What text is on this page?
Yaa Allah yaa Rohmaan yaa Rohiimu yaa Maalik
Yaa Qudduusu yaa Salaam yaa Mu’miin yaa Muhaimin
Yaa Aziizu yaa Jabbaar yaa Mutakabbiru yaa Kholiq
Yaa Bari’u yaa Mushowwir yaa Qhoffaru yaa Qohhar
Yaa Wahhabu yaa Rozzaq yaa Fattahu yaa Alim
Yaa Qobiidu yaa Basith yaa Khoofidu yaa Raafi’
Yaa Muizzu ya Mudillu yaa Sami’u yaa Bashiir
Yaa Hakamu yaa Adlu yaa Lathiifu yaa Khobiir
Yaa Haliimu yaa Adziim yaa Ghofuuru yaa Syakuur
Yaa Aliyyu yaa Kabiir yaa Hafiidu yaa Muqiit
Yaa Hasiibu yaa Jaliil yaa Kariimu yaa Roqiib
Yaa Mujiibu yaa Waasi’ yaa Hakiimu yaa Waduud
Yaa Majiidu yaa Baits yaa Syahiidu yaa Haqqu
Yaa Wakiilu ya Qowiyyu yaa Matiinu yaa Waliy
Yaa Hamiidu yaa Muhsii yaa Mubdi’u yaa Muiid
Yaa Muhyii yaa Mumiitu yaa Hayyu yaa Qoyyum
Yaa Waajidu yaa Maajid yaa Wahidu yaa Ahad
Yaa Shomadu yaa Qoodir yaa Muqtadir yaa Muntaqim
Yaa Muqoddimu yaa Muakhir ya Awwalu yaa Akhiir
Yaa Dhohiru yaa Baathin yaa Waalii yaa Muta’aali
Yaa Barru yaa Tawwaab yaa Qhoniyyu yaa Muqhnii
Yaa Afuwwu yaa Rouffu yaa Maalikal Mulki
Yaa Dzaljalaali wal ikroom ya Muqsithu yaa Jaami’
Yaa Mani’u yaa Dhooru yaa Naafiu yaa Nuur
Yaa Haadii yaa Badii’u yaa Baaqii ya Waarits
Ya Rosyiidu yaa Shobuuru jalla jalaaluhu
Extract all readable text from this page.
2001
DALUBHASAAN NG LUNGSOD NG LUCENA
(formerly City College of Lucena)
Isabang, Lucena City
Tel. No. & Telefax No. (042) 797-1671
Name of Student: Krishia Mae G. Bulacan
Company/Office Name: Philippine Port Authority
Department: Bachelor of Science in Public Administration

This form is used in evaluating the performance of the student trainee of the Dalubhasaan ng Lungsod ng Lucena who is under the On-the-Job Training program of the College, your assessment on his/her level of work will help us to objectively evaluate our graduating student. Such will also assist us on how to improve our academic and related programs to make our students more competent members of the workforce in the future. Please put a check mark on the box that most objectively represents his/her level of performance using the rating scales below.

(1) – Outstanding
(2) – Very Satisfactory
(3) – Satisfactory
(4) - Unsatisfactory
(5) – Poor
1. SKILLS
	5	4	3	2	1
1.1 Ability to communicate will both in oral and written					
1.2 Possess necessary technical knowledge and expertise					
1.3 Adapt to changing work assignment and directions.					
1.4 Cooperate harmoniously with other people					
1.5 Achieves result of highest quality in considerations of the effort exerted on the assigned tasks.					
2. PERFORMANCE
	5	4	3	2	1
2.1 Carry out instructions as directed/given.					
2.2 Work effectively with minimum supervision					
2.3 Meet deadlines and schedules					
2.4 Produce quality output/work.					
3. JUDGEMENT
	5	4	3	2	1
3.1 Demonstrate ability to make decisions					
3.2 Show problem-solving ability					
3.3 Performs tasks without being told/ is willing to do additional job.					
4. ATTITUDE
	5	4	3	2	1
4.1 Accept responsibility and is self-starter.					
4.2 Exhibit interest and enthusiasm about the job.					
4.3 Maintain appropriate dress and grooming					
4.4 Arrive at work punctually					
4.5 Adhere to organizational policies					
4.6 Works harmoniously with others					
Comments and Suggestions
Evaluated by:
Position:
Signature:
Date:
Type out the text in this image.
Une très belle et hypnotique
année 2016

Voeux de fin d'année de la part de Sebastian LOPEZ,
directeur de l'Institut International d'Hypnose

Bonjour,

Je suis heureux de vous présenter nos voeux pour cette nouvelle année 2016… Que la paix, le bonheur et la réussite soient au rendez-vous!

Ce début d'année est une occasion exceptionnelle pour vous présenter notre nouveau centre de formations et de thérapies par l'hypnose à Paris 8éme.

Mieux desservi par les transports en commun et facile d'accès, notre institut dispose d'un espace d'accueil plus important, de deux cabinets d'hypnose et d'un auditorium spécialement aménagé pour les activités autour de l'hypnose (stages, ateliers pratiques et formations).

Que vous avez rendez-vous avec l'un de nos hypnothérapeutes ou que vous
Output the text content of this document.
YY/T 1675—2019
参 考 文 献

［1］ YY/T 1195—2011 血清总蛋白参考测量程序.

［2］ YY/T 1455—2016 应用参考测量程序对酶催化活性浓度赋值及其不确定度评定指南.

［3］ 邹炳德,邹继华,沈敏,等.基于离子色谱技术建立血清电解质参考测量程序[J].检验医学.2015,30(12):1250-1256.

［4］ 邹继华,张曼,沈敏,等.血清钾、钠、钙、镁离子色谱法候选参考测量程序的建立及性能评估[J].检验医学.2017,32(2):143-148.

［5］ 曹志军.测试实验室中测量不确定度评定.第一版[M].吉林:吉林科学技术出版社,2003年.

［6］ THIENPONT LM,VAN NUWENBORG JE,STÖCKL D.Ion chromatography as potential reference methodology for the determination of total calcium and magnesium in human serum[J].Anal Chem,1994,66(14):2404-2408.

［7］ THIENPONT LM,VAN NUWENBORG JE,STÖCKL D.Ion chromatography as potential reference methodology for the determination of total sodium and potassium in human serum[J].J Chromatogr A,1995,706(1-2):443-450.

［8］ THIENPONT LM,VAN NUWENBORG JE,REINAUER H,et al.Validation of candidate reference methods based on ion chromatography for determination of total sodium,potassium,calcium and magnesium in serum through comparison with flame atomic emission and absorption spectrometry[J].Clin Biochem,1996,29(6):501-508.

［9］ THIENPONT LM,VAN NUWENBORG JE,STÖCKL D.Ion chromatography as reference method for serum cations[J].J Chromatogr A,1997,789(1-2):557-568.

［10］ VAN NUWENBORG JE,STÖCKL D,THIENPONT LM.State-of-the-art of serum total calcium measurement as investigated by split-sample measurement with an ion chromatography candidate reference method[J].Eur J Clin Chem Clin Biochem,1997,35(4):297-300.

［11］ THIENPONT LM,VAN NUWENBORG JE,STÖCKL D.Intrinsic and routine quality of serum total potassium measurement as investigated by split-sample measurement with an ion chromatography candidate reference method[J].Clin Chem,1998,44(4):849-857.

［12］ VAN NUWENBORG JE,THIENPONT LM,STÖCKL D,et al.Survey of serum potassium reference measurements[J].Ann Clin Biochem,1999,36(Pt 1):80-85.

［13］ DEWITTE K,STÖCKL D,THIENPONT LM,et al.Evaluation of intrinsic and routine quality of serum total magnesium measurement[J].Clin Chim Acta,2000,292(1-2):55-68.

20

◆ ◆ ◆ ◆ ◆

■ EXERCISE REQUIREMENTS
Please restate the records in full, word for word.

■ CORRECT ANSWER
What text is on this page?
Yaa Allah yaa Rohmaan yaa Rohiimu yaa Maalik
Yaa Qudduusu yaa Salaam yaa Mu’miin yaa Muhaimin
Yaa Aziizu yaa Jabbaar yaa Mutakabbiru yaa Kholiq
Yaa Bari’u yaa Mushowwir yaa Qhoffaru yaa Qohhar
Yaa Wahhabu yaa Rozzaq yaa Fattahu yaa Alim
Yaa Qobiidu yaa Basith yaa Khoofidu yaa Raafi’
Yaa Muizzu ya Mudillu yaa Sami’u yaa Bashiir
Yaa Hakamu yaa Adlu yaa Lathiifu yaa Khobiir
Yaa Haliimu yaa Adziim yaa Ghofuuru yaa Syakuur
Yaa Aliyyu yaa Kabiir yaa Hafiidu yaa Muqiit
Yaa Hasiibu yaa Jaliil yaa Kariimu yaa Roqiib
Yaa Mujiibu yaa Waasi’ yaa Hakiimu yaa Waduud
Yaa Majiidu yaa Baits yaa Syahiidu yaa Haqqu
Yaa Wakiilu ya Qowiyyu yaa Matiinu yaa Waliy
Yaa Hamiidu yaa Muhsii yaa Mubdi’u yaa Muiid
Yaa Muhyii yaa Mumiitu yaa Hayyu yaa Qoyyum
Yaa Waajidu yaa Maajid yaa Wahidu yaa Ahad
Yaa Shomadu yaa Qoodir yaa Muqtadir yaa Muntaqim
Yaa Muqoddimu yaa Muakhir ya Awwalu yaa Akhiir
Yaa Dhohiru yaa Baathin yaa Waalii yaa Muta’aali
Yaa Barru yaa Tawwaab yaa Qhoniyyu yaa Muqhnii
Yaa Afuwwu yaa Rouffu yaa Maalikal Mulki
Yaa Dzaljalaali wal ikroom ya Muqsithu yaa Jaami’
Yaa Mani’u yaa Dhooru yaa Naafiu yaa Nuur
Yaa Haadii yaa Badii’u yaa Baaqii ya Waarits
Ya Rosyiidu yaa Shobuuru jalla jalaaluhu
Extract all readable text from this page.
2001
DALUBHASAAN NG LUNGSOD NG LUCENA
(formerly City College of Lucena)
Isabang, Lucena City
Tel. No. & Telefax No. (042) 797-1671
Name of Student: Krishia Mae G. Bulacan
Company/Office Name: Philippine Port Authority
Department: Bachelor of Science in Public Administration

This form is used in evaluating the performance of the student trainee of the Dalubhasaan ng Lungsod ng Lucena who is under the On-the-Job Training program of the College, your assessment on his/her level of work will help us to objectively evaluate our graduating student. Such will also assist us on how to improve our academic and related programs to make our students more competent members of the workforce in the future. Please put a check mark on the box that most objectively represents his/her level of performance using the rating scales below.

(1) – Outstanding
(2) – Very Satisfactory
(3) – Satisfactory
(4) - Unsatisfactory
(5) – Poor
1. SKILLS
	5	4	3	2	1
1.1 Ability to communicate will both in oral and written					
1.2 Possess necessary technical knowledge and expertise					
1.3 Adapt to changing work assignment and directions.					
1.4 Cooperate harmoniously with other people					
1.5 Achieves result of highest quality in considerations of the effort exerted on the assigned tasks.					
2. PERFORMANCE
	5	4	3	2	1
2.1 Carry out instructions as directed/given.					
2.2 Work effectively with minimum supervision					
2.3 Meet deadlines and schedules					
2.4 Produce quality output/work.					
3. JUDGEMENT
	5	4	3	2	1
3.1 Demonstrate ability to make decisions					
3.2 Show problem-solving ability					
3.3 Performs tasks without being told/ is willing to do additional job.					
4. ATTITUDE
	5	4	3	2	1
4.1 Accept responsibility and is self-starter.					
4.2 Exhibit interest and enthusiasm about the job.					
4.3 Maintain appropriate dress and grooming					
4.4 Arrive at work punctually					
4.5 Adhere to organizational policies					
4.6 Works harmoniously with others					
Comments and Suggestions
Evaluated by:
Position:
Signature:
Date:
Type out the text in this image.
Une très belle et hypnotique
année 2016

Voeux de fin d'année de la part de Sebastian LOPEZ,
directeur de l'Institut International d'Hypnose

Bonjour,

Je suis heureux de vous présenter nos voeux pour cette nouvelle année 2016… Que la paix, le bonheur et la réussite soient au rendez-vous!

Ce début d'année est une occasion exceptionnelle pour vous présenter notre nouveau centre de formations et de thérapies par l'hypnose à Paris 8éme.

Mieux desservi par les transports en commun et facile d'accès, notre institut dispose d'un espace d'accueil plus important, de deux cabinets d'hypnose et d'un auditorium spécialement aménagé pour les activités autour de l'hypnose (stages, ateliers pratiques et formations).

Que vous avez rendez-vous avec l'un de nos hypnothérapeutes ou que vous
Output the text content of this document.
YY/T 1675—2019
参 考 文 献

［1］ YY/T 1195—2011 血清总蛋白参考测量程序.

［2］ YY/T 1455—2016 应用参考测量程序对酶催化活性浓度赋值及其不确定度评定指南.

［3］ 邹炳德,邹继华,沈敏,等.基于离子色谱技术建立血清电解质参考测量程序[J].检验医学.2015,30(12):1250-1256.

［4］ 邹继华,张曼,沈敏,等.血清钾、钠、钙、镁离子色谱法候选参考测量程序的建立及性能评估[J].检验医学.2017,32(2):143-148.

［5］ 曹志军.测试实验室中测量不确定度评定.第一版[M].吉林:吉林科学技术出版社,2003年.

［6］ THIENPONT LM,VAN NUWENBORG JE,STÖCKL D.Ion chromatography as potential reference methodology for the determination of total calcium and magnesium in human serum[J].Anal Chem,1994,66(14):2404-2408.

［7］ THIENPONT LM,VAN NUWENBORG JE,STÖCKL D.Ion chromatography as potential reference methodology for the determination of total sodium and potassium in human serum[J].J Chromatogr A,1995,706(1-2):443-450.

［8］ THIENPONT LM,VAN NUWENBORG JE,REINAUER H,et al.Validation of candidate reference methods based on ion chromatography for determination of total sodium,potassium,calcium and magnesium in serum through comparison with flame atomic emission and absorption spectrometry[J].Clin Biochem,1996,29(6):501-508.

［9］ THIENPONT LM,VAN NUWENBORG JE,STÖCKL D.Ion chromatography as reference method for serum cations[J].J Chromatogr A,1997,789(1-2):557-568.

［10］ VAN NUWENBORG JE,STÖCKL D,THIENPONT LM.State-of-the-art of serum total calcium measurement as investigated by split-sample measurement with an ion chromatography candidate reference method[J].Eur J Clin Chem Clin Biochem,1997,35(4):297-300.

［11］ THIENPONT LM,VAN NUWENBORG JE,STÖCKL D.Intrinsic and routine quality of serum total potassium measurement as investigated by split-sample measurement with an ion chromatography candidate reference method[J].Clin Chem,1998,44(4):849-857.

［12］ VAN NUWENBORG JE,THIENPONT LM,STÖCKL D,et al.Survey of serum potassium reference measurements[J].Ann Clin Biochem,1999,36(Pt 1):80-85.

［13］ DEWITTE K,STÖCKL D,THIENPONT LM,et al.Evaluation of intrinsic and routine quality of serum total magnesium measurement[J].Clin Chim Acta,2000,292(1-2):55-68.

20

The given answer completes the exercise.